Nos habían dicho que mi esposo podía estar a mi lado durante el trabajo de parto. Sin embargo, estuvimos casi seis horas separados y sin saber nada el uno del otro. Mientras él se llenaba de angustia, yo comenzaba la experiencia más difícil, dolorosa, feliz, miedosa, retadora, gratificante y todas las emociones, porque ese 10 de septiembre fue el día en que más he sentido en mi vida. Me había informado muy bien sobre lo que significaba el parto y había tomado unas decisiones frente a él. Por ejemplo: no quería que me indujeran las contracciones, epidural solo si la pedía, quería romper fuente de forma natural y por encima de todo, no quería una episiotomía. Mi ginecóloga no se mostró a favor de mis decisiones, son pocos los ginecólogos amigos del parto humanizado, pero ya estaba encima para buscar otro. Como ella solo estuvo presente hasta el final de la noche, alguien que no había visto en mi vida me hizo un tacto vaginal en el que “casualmente” rompí fuente. Después oí decir que me la rompieron, a pesar de que me dijeron que lo había hecho de forma natural.
Todo el tiempo tuve mucha sed, desde que llegué, hasta el final, pedí que me dejaran tomar algo, pero no fue posible. Finalmente, pasadas las 11 de la noche y habiendo cumplido las 24 horas despierta, el agotamiento y la frustración me llevaron a pedir la cesárea, pero justo en ese momento comencé a pujar. Durante el expulsivo, mi ginecóloga solo me apuraba diciéndome que “ya llevaban mucho tiempo ahí y que tenían que irse”, entre otras frases poco alentadoras. Como Benjamín no estaba bajando a su velocidad, decidió sacarlo con fórceps mientras otra persona me empujaba la barriga. Además de la episiotomía, tuve un desgarro nivel 4. Cuando me estaba cociendo, me dijo: “tienes que ir a donde un especialista en piso pélvico porque te puede quedar una incontinencia fecal”. Ese comentario me llenó de tanto miedo, que estuve tres días sin ir al baño.

● **Listado de datos**:
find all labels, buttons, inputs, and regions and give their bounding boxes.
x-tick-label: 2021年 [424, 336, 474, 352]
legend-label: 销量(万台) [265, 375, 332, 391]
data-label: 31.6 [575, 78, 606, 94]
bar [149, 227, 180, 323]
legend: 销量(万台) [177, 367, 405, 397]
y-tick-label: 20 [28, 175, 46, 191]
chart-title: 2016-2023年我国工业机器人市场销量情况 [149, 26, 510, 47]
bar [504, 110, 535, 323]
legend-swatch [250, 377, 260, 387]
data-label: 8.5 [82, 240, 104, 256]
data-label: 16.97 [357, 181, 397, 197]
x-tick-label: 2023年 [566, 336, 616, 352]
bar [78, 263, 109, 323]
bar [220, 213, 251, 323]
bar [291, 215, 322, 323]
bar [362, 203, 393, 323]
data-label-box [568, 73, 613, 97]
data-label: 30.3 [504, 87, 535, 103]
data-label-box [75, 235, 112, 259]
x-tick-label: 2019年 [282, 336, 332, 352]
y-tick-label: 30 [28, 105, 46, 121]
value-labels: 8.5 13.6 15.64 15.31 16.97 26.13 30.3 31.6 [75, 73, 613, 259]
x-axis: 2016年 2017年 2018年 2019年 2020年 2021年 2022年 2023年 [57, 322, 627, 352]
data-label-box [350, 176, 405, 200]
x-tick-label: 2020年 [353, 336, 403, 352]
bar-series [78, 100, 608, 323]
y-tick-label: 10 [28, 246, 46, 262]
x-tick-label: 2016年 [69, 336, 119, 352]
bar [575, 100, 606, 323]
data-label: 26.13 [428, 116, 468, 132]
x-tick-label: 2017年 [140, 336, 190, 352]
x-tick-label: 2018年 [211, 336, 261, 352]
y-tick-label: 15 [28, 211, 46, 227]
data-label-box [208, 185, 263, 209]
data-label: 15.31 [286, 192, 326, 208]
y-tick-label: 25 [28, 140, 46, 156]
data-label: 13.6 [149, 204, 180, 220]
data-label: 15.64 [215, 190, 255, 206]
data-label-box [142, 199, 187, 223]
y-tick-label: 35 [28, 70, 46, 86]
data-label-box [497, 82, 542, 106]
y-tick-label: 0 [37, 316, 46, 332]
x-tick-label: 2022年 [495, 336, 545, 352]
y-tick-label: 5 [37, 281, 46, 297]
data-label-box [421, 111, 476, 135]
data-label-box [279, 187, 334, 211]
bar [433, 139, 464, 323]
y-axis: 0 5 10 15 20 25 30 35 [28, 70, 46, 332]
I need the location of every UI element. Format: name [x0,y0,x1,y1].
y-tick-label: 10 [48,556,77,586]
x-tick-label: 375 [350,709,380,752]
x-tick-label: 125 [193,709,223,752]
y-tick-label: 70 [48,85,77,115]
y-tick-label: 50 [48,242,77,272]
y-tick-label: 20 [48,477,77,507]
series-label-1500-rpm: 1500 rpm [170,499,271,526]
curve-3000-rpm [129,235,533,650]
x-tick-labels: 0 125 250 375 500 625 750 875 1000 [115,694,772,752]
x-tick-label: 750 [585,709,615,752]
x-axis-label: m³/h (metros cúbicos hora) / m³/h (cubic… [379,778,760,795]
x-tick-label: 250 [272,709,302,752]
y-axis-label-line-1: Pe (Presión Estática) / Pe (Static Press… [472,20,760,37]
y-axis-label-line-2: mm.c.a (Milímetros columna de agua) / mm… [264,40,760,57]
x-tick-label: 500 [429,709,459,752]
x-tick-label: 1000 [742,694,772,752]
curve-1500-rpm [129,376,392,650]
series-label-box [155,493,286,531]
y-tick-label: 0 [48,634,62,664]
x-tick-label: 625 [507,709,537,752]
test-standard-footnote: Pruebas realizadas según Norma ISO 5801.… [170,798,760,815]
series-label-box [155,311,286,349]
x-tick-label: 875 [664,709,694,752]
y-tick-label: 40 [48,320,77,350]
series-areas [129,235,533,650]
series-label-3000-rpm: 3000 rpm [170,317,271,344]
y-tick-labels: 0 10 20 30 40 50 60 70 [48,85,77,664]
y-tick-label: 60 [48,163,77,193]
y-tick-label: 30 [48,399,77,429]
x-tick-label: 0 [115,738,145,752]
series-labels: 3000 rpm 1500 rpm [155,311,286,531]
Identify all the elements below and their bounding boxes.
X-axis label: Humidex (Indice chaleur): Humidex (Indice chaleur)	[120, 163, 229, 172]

● **Orden de trabajo 1**: Enumera todas las decisiones sobre el parto que la narradora había tomado antes de dar a luz, según el relato del parto.
● **Orden de trabajo 2**:
Responde, por favor, estas preguntas con datos del relato del parto:
(a) ¿En qué fecha fue el parto?
(b) ¿Cuánto tiempo estuvieron separados la narradora y su esposo?
(c) ¿De qué nivel fue el desgarro que sufrió?
● **Orden de trabajo 3**: Resume el relato del parto en dos oraciones.
El listado procede de otra fuente.

● **Respuesta 1**:
- No quería que le indujeran las contracciones.
- Epidural solo si la pedía.
- Quería romper fuente de forma natural.
- No quería una episiotomía.

● **Respuesta 2**:
(a) El 10 de septiembre.
(b) Casi seis horas.
(c) Nivel 4.

● **Respuesta 3**: El 10 de septiembre, la narradora pasó casi seis horas separada de su esposo durante el trabajo de parto, y su ginecóloga no apoyó las decisiones que había tomado, como evitar la episiotomía. Tras más de 24 horas despierta y con mucha sed, Benjamín nació con fórceps, ella sufrió una episiotomía y un desgarro de nivel 4, y el comentario de la ginecóloga sobre una posible incontinencia fecal le dio tanto miedo que estuvo tres días sin ir al baño.